■ **REQUIREMENTS**: Retype everything in the listing, leaving each line exactly as it is.

(Raw records)
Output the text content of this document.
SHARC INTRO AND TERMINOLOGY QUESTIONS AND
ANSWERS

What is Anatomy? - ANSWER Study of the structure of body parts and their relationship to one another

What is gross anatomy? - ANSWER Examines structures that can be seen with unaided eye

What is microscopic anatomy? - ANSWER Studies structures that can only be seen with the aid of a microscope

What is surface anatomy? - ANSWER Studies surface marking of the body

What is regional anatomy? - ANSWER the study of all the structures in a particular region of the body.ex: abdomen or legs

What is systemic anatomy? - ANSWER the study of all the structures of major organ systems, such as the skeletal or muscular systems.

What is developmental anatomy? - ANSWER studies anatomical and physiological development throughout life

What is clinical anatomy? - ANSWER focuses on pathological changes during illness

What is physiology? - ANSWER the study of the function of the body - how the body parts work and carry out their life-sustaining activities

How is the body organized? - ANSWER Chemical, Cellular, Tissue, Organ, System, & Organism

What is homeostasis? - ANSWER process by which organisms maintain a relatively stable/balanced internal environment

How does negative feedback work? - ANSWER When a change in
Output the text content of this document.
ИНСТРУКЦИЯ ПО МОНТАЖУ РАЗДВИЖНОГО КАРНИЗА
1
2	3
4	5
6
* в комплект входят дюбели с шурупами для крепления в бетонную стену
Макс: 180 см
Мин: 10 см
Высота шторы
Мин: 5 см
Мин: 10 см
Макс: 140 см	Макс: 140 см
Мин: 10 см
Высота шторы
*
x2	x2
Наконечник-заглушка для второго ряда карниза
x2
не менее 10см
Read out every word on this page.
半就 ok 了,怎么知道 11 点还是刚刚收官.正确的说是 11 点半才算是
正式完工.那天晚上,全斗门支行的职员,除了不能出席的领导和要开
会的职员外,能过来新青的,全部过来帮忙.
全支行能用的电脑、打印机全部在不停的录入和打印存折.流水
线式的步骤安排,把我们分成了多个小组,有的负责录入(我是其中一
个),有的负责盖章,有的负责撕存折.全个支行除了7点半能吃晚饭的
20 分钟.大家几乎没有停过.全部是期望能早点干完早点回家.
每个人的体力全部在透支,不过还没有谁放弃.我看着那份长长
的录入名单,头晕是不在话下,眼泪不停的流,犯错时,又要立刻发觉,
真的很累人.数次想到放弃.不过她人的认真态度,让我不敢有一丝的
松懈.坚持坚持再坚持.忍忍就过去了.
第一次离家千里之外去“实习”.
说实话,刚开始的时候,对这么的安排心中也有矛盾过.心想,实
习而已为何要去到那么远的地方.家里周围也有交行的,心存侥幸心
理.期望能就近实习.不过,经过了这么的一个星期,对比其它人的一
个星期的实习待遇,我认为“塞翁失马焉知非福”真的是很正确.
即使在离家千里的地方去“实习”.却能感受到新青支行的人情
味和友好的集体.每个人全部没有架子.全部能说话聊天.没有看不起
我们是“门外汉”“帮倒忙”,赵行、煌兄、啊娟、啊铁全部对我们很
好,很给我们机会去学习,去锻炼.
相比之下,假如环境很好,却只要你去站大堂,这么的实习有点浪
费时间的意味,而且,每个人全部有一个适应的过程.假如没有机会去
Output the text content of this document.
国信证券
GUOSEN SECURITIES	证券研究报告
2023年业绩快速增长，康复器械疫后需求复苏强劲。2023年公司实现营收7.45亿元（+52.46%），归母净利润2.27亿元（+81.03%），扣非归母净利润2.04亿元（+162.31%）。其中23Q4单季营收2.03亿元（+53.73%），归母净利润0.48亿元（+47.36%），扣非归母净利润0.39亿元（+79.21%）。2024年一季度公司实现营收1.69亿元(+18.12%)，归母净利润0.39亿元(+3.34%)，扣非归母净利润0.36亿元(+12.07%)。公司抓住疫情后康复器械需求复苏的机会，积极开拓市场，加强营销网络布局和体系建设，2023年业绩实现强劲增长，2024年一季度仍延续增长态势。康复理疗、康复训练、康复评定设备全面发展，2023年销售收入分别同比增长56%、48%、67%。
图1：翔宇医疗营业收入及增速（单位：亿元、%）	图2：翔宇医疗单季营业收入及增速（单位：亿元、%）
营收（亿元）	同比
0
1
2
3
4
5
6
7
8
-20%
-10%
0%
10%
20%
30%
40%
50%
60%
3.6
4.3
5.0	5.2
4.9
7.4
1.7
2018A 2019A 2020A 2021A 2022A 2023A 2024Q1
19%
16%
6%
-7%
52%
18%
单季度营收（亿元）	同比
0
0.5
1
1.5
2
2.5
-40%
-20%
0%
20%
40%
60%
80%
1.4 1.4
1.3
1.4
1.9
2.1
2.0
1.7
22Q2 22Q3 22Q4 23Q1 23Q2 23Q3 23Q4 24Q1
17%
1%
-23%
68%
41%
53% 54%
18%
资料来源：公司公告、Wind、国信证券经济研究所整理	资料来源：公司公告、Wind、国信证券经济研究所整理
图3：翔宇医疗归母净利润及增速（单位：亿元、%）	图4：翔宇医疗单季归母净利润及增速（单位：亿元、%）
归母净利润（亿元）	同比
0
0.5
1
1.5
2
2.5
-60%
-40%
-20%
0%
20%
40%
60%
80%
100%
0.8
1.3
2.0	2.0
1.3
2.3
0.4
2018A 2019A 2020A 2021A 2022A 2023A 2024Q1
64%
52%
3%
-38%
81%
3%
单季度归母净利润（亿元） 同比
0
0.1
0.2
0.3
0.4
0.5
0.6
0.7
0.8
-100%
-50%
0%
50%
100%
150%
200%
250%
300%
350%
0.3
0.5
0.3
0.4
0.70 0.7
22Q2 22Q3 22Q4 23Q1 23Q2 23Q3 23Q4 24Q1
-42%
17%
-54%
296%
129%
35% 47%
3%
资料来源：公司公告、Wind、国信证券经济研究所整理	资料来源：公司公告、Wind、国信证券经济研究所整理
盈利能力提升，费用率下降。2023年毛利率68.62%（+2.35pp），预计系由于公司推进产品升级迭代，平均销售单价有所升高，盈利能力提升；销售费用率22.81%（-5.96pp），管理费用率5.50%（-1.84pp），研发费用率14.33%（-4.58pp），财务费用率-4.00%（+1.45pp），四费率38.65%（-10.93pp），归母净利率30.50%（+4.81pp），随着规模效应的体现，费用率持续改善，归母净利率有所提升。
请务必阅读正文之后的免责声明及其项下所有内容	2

■ **EXERCISE SOLUTION**:
Output the text content of this document.
SHARC INTRO AND TERMINOLOGY QUESTIONS AND
ANSWERS

What is Anatomy? - ANSWER Study of the structure of body parts and their relationship to one another

What is gross anatomy? - ANSWER Examines structures that can be seen with unaided eye

What is microscopic anatomy? - ANSWER Studies structures that can only be seen with the aid of a microscope

What is surface anatomy? - ANSWER Studies surface marking of the body

What is regional anatomy? - ANSWER the study of all the structures in a particular region of the body.ex: abdomen or legs

What is systemic anatomy? - ANSWER the study of all the structures of major organ systems, such as the skeletal or muscular systems.

What is developmental anatomy? - ANSWER studies anatomical and physiological development throughout life

What is clinical anatomy? - ANSWER focuses on pathological changes during illness

What is physiology? - ANSWER the study of the function of the body - how the body parts work and carry out their life-sustaining activities

How is the body organized? - ANSWER Chemical, Cellular, Tissue, Organ, System, & Organism

What is homeostasis? - ANSWER process by which organisms maintain a relatively stable/balanced internal environment

How does negative feedback work? - ANSWER When a change in
Output the text content of this document.
ИНСТРУКЦИЯ ПО МОНТАЖУ РАЗДВИЖНОГО КАРНИЗА
1
2	3
4	5
6
* в комплект входят дюбели с шурупами для крепления в бетонную стену
Макс: 180 см
Мин: 10 см
Высота шторы
Мин: 5 см
Мин: 10 см
Макс: 140 см	Макс: 140 см
Мин: 10 см
Высота шторы
*
x2	x2
Наконечник-заглушка для второго ряда карниза
x2
не менее 10см
Read out every word on this page.
半就 ok 了,怎么知道 11 点还是刚刚收官.正确的说是 11 点半才算是
正式完工.那天晚上,全斗门支行的职员,除了不能出席的领导和要开
会的职员外,能过来新青的,全部过来帮忙.
全支行能用的电脑、打印机全部在不停的录入和打印存折.流水
线式的步骤安排,把我们分成了多个小组,有的负责录入(我是其中一
个),有的负责盖章,有的负责撕存折.全个支行除了7点半能吃晚饭的
20 分钟.大家几乎没有停过.全部是期望能早点干完早点回家.
每个人的体力全部在透支,不过还没有谁放弃.我看着那份长长
的录入名单,头晕是不在话下,眼泪不停的流,犯错时,又要立刻发觉,
真的很累人.数次想到放弃.不过她人的认真态度,让我不敢有一丝的
松懈.坚持坚持再坚持.忍忍就过去了.
第一次离家千里之外去“实习”.
说实话,刚开始的时候,对这么的安排心中也有矛盾过.心想,实
习而已为何要去到那么远的地方.家里周围也有交行的,心存侥幸心
理.期望能就近实习.不过,经过了这么的一个星期,对比其它人的一
个星期的实习待遇,我认为“塞翁失马焉知非福”真的是很正确.
即使在离家千里的地方去“实习”.却能感受到新青支行的人情
味和友好的集体.每个人全部没有架子.全部能说话聊天.没有看不起
我们是“门外汉”“帮倒忙”,赵行、煌兄、啊娟、啊铁全部对我们很
好,很给我们机会去学习,去锻炼.
相比之下,假如环境很好,却只要你去站大堂,这么的实习有点浪
费时间的意味,而且,每个人全部有一个适应的过程.假如没有机会去
Output the text content of this document.
国信证券
GUOSEN SECURITIES	证券研究报告
2023年业绩快速增长，康复器械疫后需求复苏强劲。2023年公司实现营收7.45亿元（+52.46%），归母净利润2.27亿元（+81.03%），扣非归母净利润2.04亿元（+162.31%）。其中23Q4单季营收2.03亿元（+53.73%），归母净利润0.48亿元（+47.36%），扣非归母净利润0.39亿元（+79.21%）。2024年一季度公司实现营收1.69亿元(+18.12%)，归母净利润0.39亿元(+3.34%)，扣非归母净利润0.36亿元(+12.07%)。公司抓住疫情后康复器械需求复苏的机会，积极开拓市场，加强营销网络布局和体系建设，2023年业绩实现强劲增长，2024年一季度仍延续增长态势。康复理疗、康复训练、康复评定设备全面发展，2023年销售收入分别同比增长56%、48%、67%。
图1：翔宇医疗营业收入及增速（单位：亿元、%）	图2：翔宇医疗单季营业收入及增速（单位：亿元、%）
营收（亿元）	同比
0
1
2
3
4
5
6
7
8
-20%
-10%
0%
10%
20%
30%
40%
50%
60%
3.6
4.3
5.0	5.2
4.9
7.4
1.7
2018A 2019A 2020A 2021A 2022A 2023A 2024Q1
19%
16%
6%
-7%
52%
18%
单季度营收（亿元）	同比
0
0.5
1
1.5
2
2.5
-40%
-20%
0%
20%
40%
60%
80%
1.4 1.4
1.3
1.4
1.9
2.1
2.0
1.7
22Q2 22Q3 22Q4 23Q1 23Q2 23Q3 23Q4 24Q1
17%
1%
-23%
68%
41%
53% 54%
18%
资料来源：公司公告、Wind、国信证券经济研究所整理	资料来源：公司公告、Wind、国信证券经济研究所整理
图3：翔宇医疗归母净利润及增速（单位：亿元、%）	图4：翔宇医疗单季归母净利润及增速（单位：亿元、%）
归母净利润（亿元）	同比
0
0.5
1
1.5
2
2.5
-60%
-40%
-20%
0%
20%
40%
60%
80%
100%
0.8
1.3
2.0	2.0
1.3
2.3
0.4
2018A 2019A 2020A 2021A 2022A 2023A 2024Q1
64%
52%
3%
-38%
81%
3%
单季度归母净利润（亿元） 同比
0
0.1
0.2
0.3
0.4
0.5
0.6
0.7
0.8
-100%
-50%
0%
50%
100%
150%
200%
250%
300%
350%
0.3
0.5
0.3
0.4
0.70 0.7
22Q2 22Q3 22Q4 23Q1 23Q2 23Q3 23Q4 24Q1
-42%
17%
-54%
296%
129%
35% 47%
3%
资料来源：公司公告、Wind、国信证券经济研究所整理	资料来源：公司公告、Wind、国信证券经济研究所整理
盈利能力提升，费用率下降。2023年毛利率68.62%（+2.35pp），预计系由于公司推进产品升级迭代，平均销售单价有所升高，盈利能力提升；销售费用率22.81%（-5.96pp），管理费用率5.50%（-1.84pp），研发费用率14.33%（-4.58pp），财务费用率-4.00%（+1.45pp），四费率38.65%（-10.93pp），归母净利率30.50%（+4.81pp），随着规模效应的体现，费用率持续改善，归母净利率有所提升。
请务必阅读正文之后的免责声明及其项下所有内容	2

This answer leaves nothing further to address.